Given records:
▬▬▬
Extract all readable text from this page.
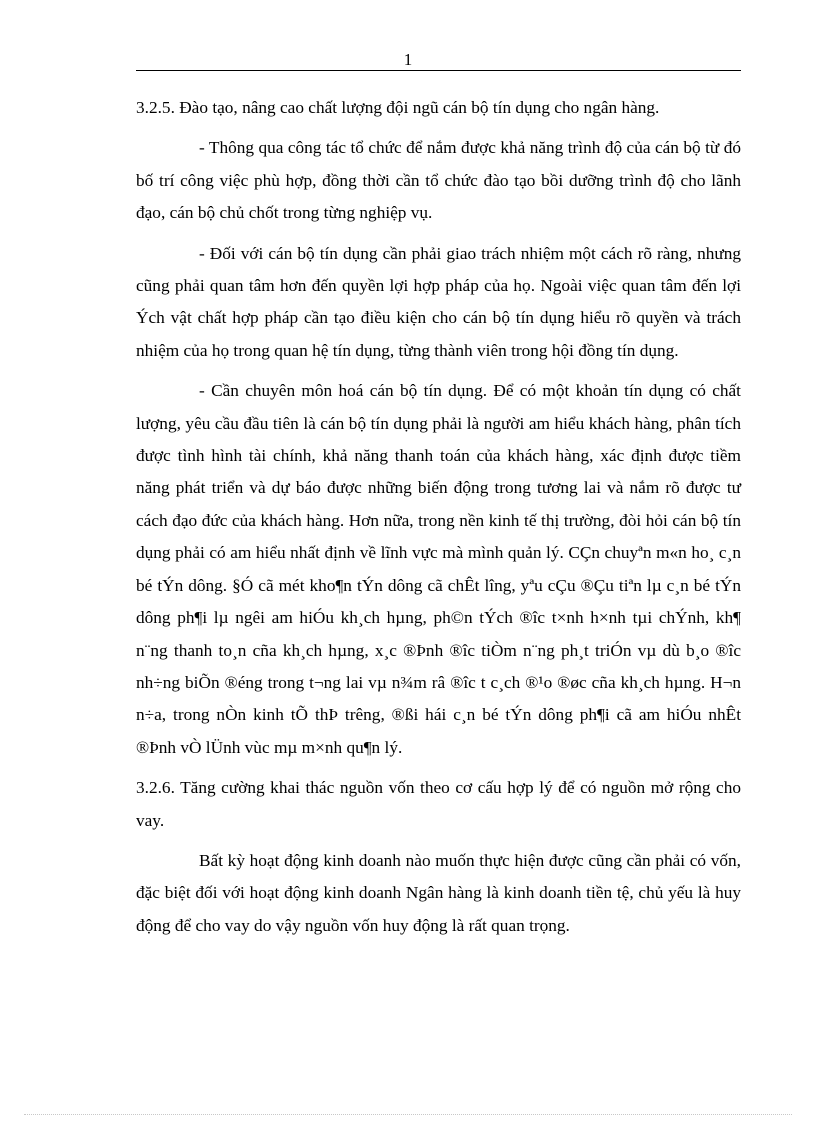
1

3.2.5. Đào tạo, nâng cao chất lượng đội ngũ cán bộ tín dụng cho ngân hàng.

- Thông qua công tác tổ chức để nắm được khả năng trình độ của cán bộ từ đó bố trí công việc phù hợp, đồng thời cần tổ chức đào tạo bồi dưỡng trình độ cho lãnh đạo, cán bộ chủ chốt trong từng nghiệp vụ.

- Đối với cán bộ tín dụng cần phải giao trách nhiệm một cách rõ ràng, nhưng cũng phải quan tâm hơn đến quyền lợi hợp pháp của họ. Ngoài việc quan tâm đến lợi Ých vật chất hợp pháp cần tạo điều kiện cho cán bộ tín dụng hiểu rõ quyền và trách nhiệm của họ trong quan hệ tín dụng, từng thành viên trong hội đồng tín dụng.

- Cần chuyên môn hoá cán bộ tín dụng. Để có một khoản tín dụng có chất lượng, yêu cầu đầu tiên là cán bộ tín dụng phải là người am hiểu khách hàng, phân tích được tình hình tài chính, khả năng thanh toán của khách hàng, xác định được tiềm năng phát triển và dự báo được những biến động trong tương lai và nắm rõ được tư cách đạo đức của khách hàng. Hơn nữa, trong nền kinh tế thị trường, đòi hỏi cán bộ tín dụng phải có am hiểu nhất định về lĩnh vực mà mình quản lý. CÇn chuyªn m«n ho¸ c¸n bé tÝn dông. §Ó cã mét kho¶n tÝn dông cã chÊt lîng, yªu cÇu ®Çu tiªn lµ c¸n bé tÝn dông ph¶i lµ ngêi am hiÓu kh¸ch hµng, ph©n tÝch ®îc t×nh h×nh tµi chÝnh, kh¶ n¨ng thanh to¸n cña kh¸ch hµng, x¸c ®Þnh ®îc tiÒm n¨ng ph¸t triÓn vµ dù b¸o ®îc nh÷ng biÕn ®éng trong t¬ng lai vµ n¾m râ ®îc t c¸ch ®¹o ®øc cña kh¸ch hµng. H¬n n÷a, trong nÒn kinh tÕ thÞ trêng, ®ßi hái c¸n bé tÝn dông ph¶i cã am hiÓu nhÊt ®Þnh vÒ lÜnh vùc mµ m×nh qu¶n lý.

3.2.6. Tăng cường khai thác nguồn vốn theo cơ cấu hợp lý để có nguồn mở rộng cho vay.

Bất kỳ hoạt động kinh doanh nào muốn thực hiện được cũng cần phải có vốn, đặc biệt đối với hoạt động kinh doanh Ngân hàng là kinh doanh tiền tệ, chủ yếu là huy động để cho vay do vậy nguồn vốn huy động là rất quan trọng.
▬▬▬
Given task: Make an exact reproduction of the listing above, without any pictures.

Answer to this exercise:
Extract all readable text from this page.
1

3.2.5. Đào tạo, nâng cao chất lượng đội ngũ cán bộ tín dụng cho ngân hàng.

- Thông qua công tác tổ chức để nắm được khả năng trình độ của cán bộ từ đó bố trí công việc phù hợp, đồng thời cần tổ chức đào tạo bồi dưỡng trình độ cho lãnh đạo, cán bộ chủ chốt trong từng nghiệp vụ.

- Đối với cán bộ tín dụng cần phải giao trách nhiệm một cách rõ ràng, nhưng cũng phải quan tâm hơn đến quyền lợi hợp pháp của họ. Ngoài việc quan tâm đến lợi Ých vật chất hợp pháp cần tạo điều kiện cho cán bộ tín dụng hiểu rõ quyền và trách nhiệm của họ trong quan hệ tín dụng, từng thành viên trong hội đồng tín dụng.

- Cần chuyên môn hoá cán bộ tín dụng. Để có một khoản tín dụng có chất lượng, yêu cầu đầu tiên là cán bộ tín dụng phải là người am hiểu khách hàng, phân tích được tình hình tài chính, khả năng thanh toán của khách hàng, xác định được tiềm năng phát triển và dự báo được những biến động trong tương lai và nắm rõ được tư cách đạo đức của khách hàng. Hơn nữa, trong nền kinh tế thị trường, đòi hỏi cán bộ tín dụng phải có am hiểu nhất định về lĩnh vực mà mình quản lý. CÇn chuyªn m«n ho¸ c¸n bé tÝn dông. §Ó cã mét kho¶n tÝn dông cã chÊt lîng, yªu cÇu ®Çu tiªn lµ c¸n bé tÝn dông ph¶i lµ ngêi am hiÓu kh¸ch hµng, ph©n tÝch ®îc t×nh h×nh tµi chÝnh, kh¶ n¨ng thanh to¸n cña kh¸ch hµng, x¸c ®Þnh ®îc tiÒm n¨ng ph¸t triÓn vµ dù b¸o ®îc nh÷ng biÕn ®éng trong t¬ng lai vµ n¾m râ ®îc t c¸ch ®¹o ®øc cña kh¸ch hµng. H¬n n÷a, trong nÒn kinh tÕ thÞ trêng, ®ßi hái c¸n bé tÝn dông ph¶i cã am hiÓu nhÊt ®Þnh vÒ lÜnh vùc mµ m×nh qu¶n lý.

3.2.6. Tăng cường khai thác nguồn vốn theo cơ cấu hợp lý để có nguồn mở rộng cho vay.

Bất kỳ hoạt động kinh doanh nào muốn thực hiện được cũng cần phải có vốn, đặc biệt đối với hoạt động kinh doanh Ngân hàng là kinh doanh tiền tệ, chủ yếu là huy động để cho vay do vậy nguồn vốn huy động là rất quan trọng.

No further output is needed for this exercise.